WHAT YOU NEED TO DO » The exercise asks for every line of the data to be reproduced exactly.

INPUT DATA »

========================================

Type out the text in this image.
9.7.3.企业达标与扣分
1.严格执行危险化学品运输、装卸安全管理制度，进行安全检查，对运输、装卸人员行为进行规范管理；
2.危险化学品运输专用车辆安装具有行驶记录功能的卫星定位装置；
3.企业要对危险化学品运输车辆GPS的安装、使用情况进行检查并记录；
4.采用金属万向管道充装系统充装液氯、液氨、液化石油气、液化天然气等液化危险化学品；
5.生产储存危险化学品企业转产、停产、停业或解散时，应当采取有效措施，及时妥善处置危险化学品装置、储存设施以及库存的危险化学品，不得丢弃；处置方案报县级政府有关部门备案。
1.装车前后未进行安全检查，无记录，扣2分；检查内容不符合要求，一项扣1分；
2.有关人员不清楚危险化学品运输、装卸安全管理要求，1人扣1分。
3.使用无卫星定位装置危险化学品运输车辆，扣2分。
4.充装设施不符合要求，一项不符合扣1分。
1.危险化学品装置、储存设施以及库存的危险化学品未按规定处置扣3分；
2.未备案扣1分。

========================================

FINISHED ANSWER »
Type out the text in this image.
9.7.3.企业达标与扣分
1.严格执行危险化学品运输、装卸安全管理制度，进行安全检查，对运输、装卸人员行为进行规范管理；
2.危险化学品运输专用车辆安装具有行驶记录功能的卫星定位装置；
3.企业要对危险化学品运输车辆GPS的安装、使用情况进行检查并记录；
4.采用金属万向管道充装系统充装液氯、液氨、液化石油气、液化天然气等液化危险化学品；
5.生产储存危险化学品企业转产、停产、停业或解散时，应当采取有效措施，及时妥善处置危险化学品装置、储存设施以及库存的危险化学品，不得丢弃；处置方案报县级政府有关部门备案。
1.装车前后未进行安全检查，无记录，扣2分；检查内容不符合要求，一项扣1分；
2.有关人员不清楚危险化学品运输、装卸安全管理要求，1人扣1分。
3.使用无卫星定位装置危险化学品运输车辆，扣2分。
4.充装设施不符合要求，一项不符合扣1分。
1.危险化学品装置、储存设施以及库存的危险化学品未按规定处置扣3分；
2.未备案扣1分。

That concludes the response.